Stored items

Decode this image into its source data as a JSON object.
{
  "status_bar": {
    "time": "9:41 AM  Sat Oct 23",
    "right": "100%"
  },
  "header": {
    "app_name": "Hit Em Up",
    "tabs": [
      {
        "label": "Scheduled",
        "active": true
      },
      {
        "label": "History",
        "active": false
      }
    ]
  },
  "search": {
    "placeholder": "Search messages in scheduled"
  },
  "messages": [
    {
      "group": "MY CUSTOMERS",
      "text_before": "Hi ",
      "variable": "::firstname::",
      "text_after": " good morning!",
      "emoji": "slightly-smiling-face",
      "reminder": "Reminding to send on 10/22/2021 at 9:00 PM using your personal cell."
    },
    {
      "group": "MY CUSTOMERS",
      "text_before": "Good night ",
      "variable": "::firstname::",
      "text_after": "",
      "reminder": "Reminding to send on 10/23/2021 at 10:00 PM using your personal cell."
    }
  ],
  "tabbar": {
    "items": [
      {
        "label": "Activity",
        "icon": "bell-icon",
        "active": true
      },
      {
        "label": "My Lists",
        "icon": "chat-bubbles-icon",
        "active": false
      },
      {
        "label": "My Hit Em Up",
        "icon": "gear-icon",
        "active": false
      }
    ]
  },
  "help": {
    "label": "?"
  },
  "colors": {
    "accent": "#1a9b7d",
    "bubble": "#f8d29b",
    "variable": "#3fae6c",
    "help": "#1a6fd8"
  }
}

YOUR GOAL:
Reproduce the material verbatim, line by line.

PROBLEM SOLUTION:
Decode this image into its source data as a JSON object.
{
  "status_bar": {
    "time": "9:41 AM  Sat Oct 23",
    "right": "100%"
  },
  "header": {
    "app_name": "Hit Em Up",
    "tabs": [
      {
        "label": "Scheduled",
        "active": true
      },
      {
        "label": "History",
        "active": false
      }
    ]
  },
  "search": {
    "placeholder": "Search messages in scheduled"
  },
  "messages": [
    {
      "group": "MY CUSTOMERS",
      "text_before": "Hi ",
      "variable": "::firstname::",
      "text_after": " good morning!",
      "emoji": "slightly-smiling-face",
      "reminder": "Reminding to send on 10/22/2021 at 9:00 PM using your personal cell."
    },
    {
      "group": "MY CUSTOMERS",
      "text_before": "Good night ",
      "variable": "::firstname::",
      "text_after": "",
      "reminder": "Reminding to send on 10/23/2021 at 10:00 PM using your personal cell."
    }
  ],
  "tabbar": {
    "items": [
      {
        "label": "Activity",
        "icon": "bell-icon",
        "active": true
      },
      {
        "label": "My Lists",
        "icon": "chat-bubbles-icon",
        "active": false
      },
      {
        "label": "My Hit Em Up",
        "icon": "gear-icon",
        "active": false
      }
    ]
  },
  "help": {
    "label": "?"
  },
  "colors": {
    "accent": "#1a9b7d",
    "bubble": "#f8d29b",
    "variable": "#3fae6c",
    "help": "#1a6fd8"
  }
}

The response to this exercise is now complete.